That the seeds of the depression are laid in the middle of the boom
when the second derivative turns negative accords with the generic
theory of the downturn as caused by an increase in costs and/or a
significant lack of demand, which would occur in the midst of the boom,
reducing the rate of increase of further investment until the boom comes
to a halt.
The term, "the" business cycle, presumes that there is one
type of cycle, but in a general theory of cycles, this cannot be
assumed. Hansen (1964) has identified three types of cycles. (Schumpeter
(1939) also posited three types, though different from Hansen's.)
Besides seasonal cycles, there have been in the U.S. minor inventory
cycles of a duration of about four years, politically-caused four-year
cycles, intermediate cycles (which Hansen calls "major") in
producers' equipment of various duration, and major real estate cycles
which in the United States averaged about eighteen years in duration up
to 1929. Some recessions in the U.S., such as the one in 1970, were
precipitated by credit tightening by the monetary authority. There may
also be long-wave Kondratieff cycles of 50-60 years or more (Vasko,
1987). Each of these cycle types could have its own dynamics and causes.
One reason the NBER studies have not focused on the long real estate
cycle may be that they are only looking at the short cycle lasting up to
eight years (Baxter and King, 1995, p. 3).
The geo-Austrian cycle theory presented here focuses only on the major
cycle that has had a period of about 18 years, and which has coincided
with the major depressions. It is not a universal explanation for all
cycles. Within the major cycles there are also minor cycles which add
complexities to the major one.
The Austrian theory of the macroeconomic cycle
The Austrian-school cycle theory includes institutional,
capital-structural, and monetary elements. The key element is the
interest rate. Hayek (1933, p. 180) wrote that "The cause of
cyclical fluctuations is that because of the elasticity of the value of
money, the rate of interest is not always equal to the equilibrium rate,
but is in the short run determined by banking liquidity."

## Records
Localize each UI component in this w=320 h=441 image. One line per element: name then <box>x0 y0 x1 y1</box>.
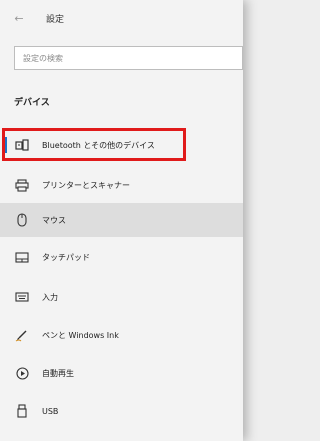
nav-item-printers[interactable]: プリンターとスキャナー <box>0 168 243 202</box>
bluetooth-devices-icon <box>14 137 30 153</box>
printer-icon <box>14 177 30 193</box>
nav-item-label: タッチパッド <box>42 252 90 262</box>
search-box[interactable] <box>14 46 243 70</box>
mouse-icon <box>14 212 30 228</box>
nav-item-autoplay[interactable]: 自動再生 <box>0 356 243 390</box>
touchpad-icon <box>14 249 30 265</box>
title-bar: ← 設定 <box>0 0 243 36</box>
nav-item-mouse[interactable]: マウス <box>0 203 243 237</box>
section-title: デバイス <box>14 98 50 108</box>
nav-item-label: Bluetooth とその他のデバイス <box>42 140 155 150</box>
back-button[interactable]: ← <box>0 0 38 36</box>
back-arrow-icon: ← <box>14 11 24 25</box>
keyboard-icon <box>14 289 30 305</box>
nav-item-label: マウス <box>42 215 66 225</box>
nav-item-touchpad[interactable]: タッチパッド <box>0 240 243 274</box>
nav-item-label: USB <box>42 406 59 416</box>
search-input[interactable] <box>15 52 242 64</box>
nav-item-label: ペンと Windows Ink <box>42 330 119 340</box>
nav-item-label: 自動再生 <box>42 368 74 378</box>
window-title: 設定 <box>46 14 65 25</box>
pen-icon <box>14 327 30 343</box>
nav-item-input[interactable]: 入力 <box>0 280 243 314</box>
usb-icon <box>14 403 30 419</box>
settings-window: ← 設定 デバイス Bluetooth とその他のデバイス プリンターとスキャナ… <box>0 0 243 441</box>
selection-indicator <box>4 137 7 153</box>
nav-item-label: プリンターとスキャナー <box>42 180 130 190</box>
autoplay-icon <box>14 365 30 381</box>
nav-item-bluetooth[interactable]: Bluetooth とその他のデバイス <box>0 128 243 162</box>
nav-item-pen[interactable]: ペンと Windows Ink <box>0 318 243 352</box>
nav-item-usb[interactable]: USB <box>0 394 243 428</box>
nav-item-label: 入力 <box>42 292 58 302</box>
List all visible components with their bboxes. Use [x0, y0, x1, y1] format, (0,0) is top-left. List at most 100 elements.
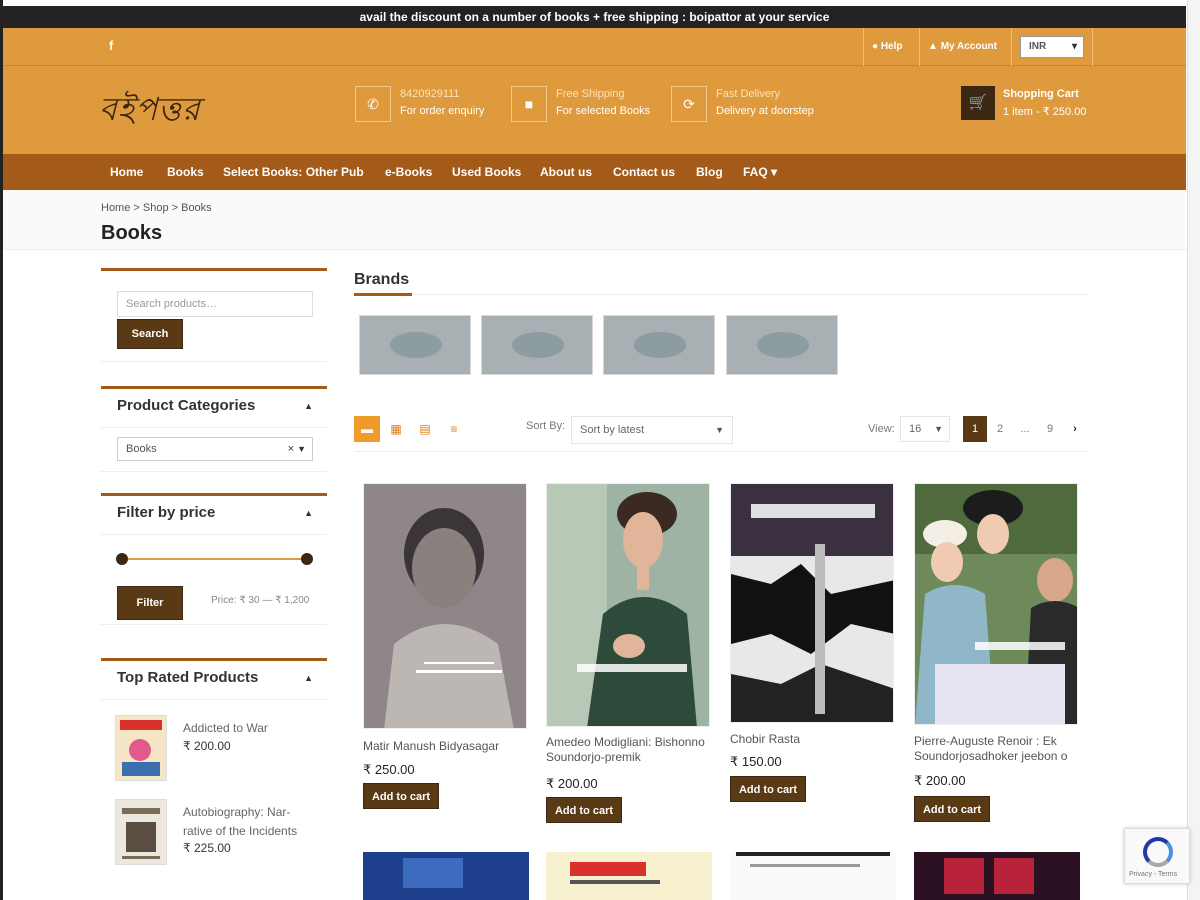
top-rated-name[interactable]: Autobiography: Nar- rative of the Incide…	[183, 803, 313, 841]
brands-title: Brands	[354, 271, 410, 288]
chevron-down-icon: ▾	[1071, 41, 1077, 52]
product-name[interactable]: Matir Manush Bidyasagar	[363, 739, 529, 754]
delivery-feature: ⟳ Fast Delivery Delivery at doorstep	[671, 86, 841, 122]
per-page-select[interactable]: 16 ▼	[900, 416, 950, 442]
caret-up-icon[interactable]: ▲	[304, 508, 313, 518]
page-2[interactable]: 2	[988, 416, 1012, 442]
account-label: My Account	[940, 41, 997, 52]
top-rated-price: ₹ 200.00	[183, 739, 231, 753]
product-image[interactable]	[914, 852, 1080, 900]
caret-up-icon[interactable]: ▲	[304, 401, 313, 411]
nav-ebooks[interactable]: e-Books	[385, 154, 432, 190]
chevron-down-icon: ▼	[715, 425, 724, 435]
product-image[interactable]	[730, 852, 896, 900]
header-topbar: f ● Help ▲ My Account ▾ INR ▾	[3, 28, 1186, 90]
currency-value: INR	[1029, 41, 1047, 52]
product-thumbnail[interactable]	[115, 799, 167, 865]
help-link[interactable]: ● Help	[863, 28, 919, 66]
product-name[interactable]: Pierre-Auguste Renoir : Ek Soundorjosadh…	[914, 734, 1080, 764]
top-rated-title: Top Rated Products	[117, 669, 259, 686]
help-label: Help	[880, 41, 903, 52]
divider	[101, 699, 327, 700]
view-list-large-icon[interactable]: ▬	[354, 416, 380, 442]
currency-container: INR ▾	[1011, 28, 1093, 66]
nav-about[interactable]: About us	[540, 154, 592, 190]
add-to-cart-button[interactable]: Add to cart	[730, 776, 806, 802]
chevron-down-icon: ▼	[297, 444, 306, 454]
page-9[interactable]: 9	[1038, 416, 1062, 442]
product-image[interactable]	[730, 483, 894, 723]
search-button[interactable]: Search	[117, 319, 183, 349]
shipping-title: Free Shipping	[556, 88, 625, 100]
question-icon: ●	[872, 41, 879, 52]
clear-icon[interactable]: ×	[288, 438, 294, 460]
shipping-caption: For selected Books	[556, 105, 651, 117]
top-rated-item[interactable]: Addicted to War ₹ 200.00	[115, 715, 315, 785]
product-price: ₹ 150.00	[730, 754, 782, 769]
price-slider-max-handle[interactable]	[301, 553, 313, 565]
price-slider-min-handle[interactable]	[116, 553, 128, 565]
product-thumbnail[interactable]	[115, 715, 167, 781]
cart-title: Shopping Cart	[1003, 88, 1079, 100]
facebook-icon[interactable]: f	[109, 38, 113, 53]
search-widget: Search products… Search	[101, 268, 327, 362]
view-grid-small-icon[interactable]: ▤	[412, 416, 438, 442]
recaptcha-links[interactable]: Privacy - Terms	[1129, 871, 1177, 878]
brand-logo[interactable]	[726, 315, 838, 375]
nav-faq[interactable]: FAQ ▾	[743, 154, 777, 190]
search-input[interactable]: Search products…	[117, 291, 313, 317]
divider	[101, 534, 327, 535]
brand-logo[interactable]	[359, 315, 471, 375]
brand-logo[interactable]	[481, 315, 593, 375]
price-filter-widget: Filter by price ▲ Filter Price: ₹ 30 — ₹…	[101, 493, 327, 625]
view-list-icon[interactable]: ≡	[441, 416, 467, 442]
sort-label: Sort By:	[526, 420, 566, 432]
nav-books[interactable]: Books	[167, 154, 204, 190]
add-to-cart-button[interactable]: Add to cart	[546, 797, 622, 823]
recaptcha-badge[interactable]: Privacy - Terms	[1124, 828, 1190, 884]
product-name[interactable]: Amedeo Modigliani: Bishonno Soundorjo-pr…	[546, 735, 712, 765]
toolbar-divider	[354, 451, 1088, 452]
cart-summary: 1 item - ₹ 250.00	[1003, 106, 1087, 118]
brands-divider	[354, 293, 1088, 296]
brand-logo[interactable]	[603, 315, 715, 375]
product-image[interactable]	[546, 852, 712, 900]
top-rated-name[interactable]: Addicted to War	[183, 719, 313, 738]
chevron-right-icon[interactable]: ›	[1063, 416, 1087, 442]
site-logo[interactable]: বইপত্তর	[99, 84, 209, 134]
page-title: Books	[101, 222, 163, 244]
view-grid-icon[interactable]: ▦	[383, 416, 409, 442]
nav-blog[interactable]: Blog	[696, 154, 723, 190]
product-price: ₹ 200.00	[546, 776, 598, 791]
product-image[interactable]	[914, 483, 1078, 725]
top-rated-item[interactable]: Autobiography: Nar- rative of the Incide…	[115, 799, 315, 869]
product-image[interactable]	[363, 483, 527, 729]
refresh-icon: ⟳	[671, 86, 707, 122]
truck-icon: ■	[511, 86, 547, 122]
page-1[interactable]: 1	[963, 416, 987, 442]
nav-home[interactable]: Home	[110, 154, 143, 190]
nav-contact[interactable]: Contact us	[613, 154, 675, 190]
breadcrumb[interactable]: Home > Shop > Books	[101, 202, 212, 214]
product-image[interactable]	[546, 483, 710, 727]
price-slider-track[interactable]	[121, 558, 307, 560]
product-name[interactable]: Chobir Rasta	[730, 732, 896, 747]
filter-button[interactable]: Filter	[117, 586, 183, 620]
nav-select-books[interactable]: Select Books: Other Pub	[223, 154, 364, 190]
currency-select[interactable]: INR ▾	[1020, 36, 1084, 58]
shopping-cart[interactable]: 🛒 Shopping Cart 1 item - ₹ 250.00	[961, 86, 1101, 122]
phone-caption: For order enquiry	[400, 105, 485, 117]
product-categories-widget: Product Categories ▲ Books × ▼	[101, 386, 327, 472]
sort-select[interactable]: Sort by latest ▼	[571, 416, 733, 444]
add-to-cart-button[interactable]: Add to cart	[363, 783, 439, 809]
product-price: ₹ 250.00	[363, 762, 415, 777]
add-to-cart-button[interactable]: Add to cart	[914, 796, 990, 822]
chevron-down-icon: ▼	[934, 424, 943, 434]
my-account-dropdown[interactable]: ▲ My Account ▾	[919, 28, 1011, 90]
category-select[interactable]: Books × ▼	[117, 437, 313, 461]
caret-up-icon[interactable]: ▲	[304, 673, 313, 683]
product-image[interactable]	[363, 852, 529, 900]
nav-used-books[interactable]: Used Books	[452, 154, 521, 190]
categories-title: Product Categories	[117, 397, 256, 414]
category-selected: Books	[126, 443, 157, 455]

## Instructions
- a) Turn the paragraph of the business-cycle text that begins "The term," into a bulleted list that keeps its main facts.
- b) Extend the business-cycle text past its last sentence.
The listing comes from a different source than the business-cycle text.

## Answers to the tasks
- a)
- Speaking of "the" business cycle assumes there is only one type of cycle, which a general theory of cycles cannot assume.
- Hansen (1964) identified three types of cycles. Schumpeter (1939) also posited three, though different from Hansen's.
- Besides seasonal cycles, the U.S. has had:
  - minor inventory cycles of about four years
  - politically caused four-year cycles
  - intermediate cycles (which Hansen calls "major") in producers' equipment, of various duration
  - major real estate cycles that averaged about eighteen years up to 1929
- Some U.S. recessions, such as the one in 1970, were precipitated by credit tightening by the monetary authority.
- There may also be long-wave Kondratieff cycles of 50–60 years or more (Vasko, 1987).
- Each cycle type could have its own dynamics and causes.
- NBER studies may not have focused on the long real estate cycle because they look only at the short cycle of up to eight years (Baxter and King, 1995, p. 3).

- b)
In Austrian theory, capital goods are disaggregated into those of
higher and lower order. Carl Menger, founder of the Austrian school,
observed that capital goods could be used to produce consumer goods or
other capital goods. He named capital goods producing other capital
goods a "higher order" of goods than those producing consumer
goods, which are the "first" order (1871, p. 80). There is
thus a capital structure that can be depicted as a pyramid, with the
highest order on top and successively lower-order goods and production
which is also larger in magnitude.
Menger (1871, p. 85) also observed that the use of some particular
capital good normally requires other, complementary, goods of higher
order. Taking up this theme, Ludwig Lachmann (1947, p. 198-9) stated
that "Once we abandon the notion of capital as homogenous, we
should therefore be prepared to find less substitutability and more
complementarity." Factors employed in one firm tend to be
complementary. Complements occur over time as well as space, as during
the period of production, for example, hides, leather, and shoes are
complementary (p. 205). "The accumulation of capital will therefore
have what we may term a 'chain reaction' effect" (p. 209).
Menger recognized that time plays a key role in the production of
capital goods: "The times at which men will obtain command of goods
of first order from the goods of higher order in their present
possession will be more distant the higher the order of these goods"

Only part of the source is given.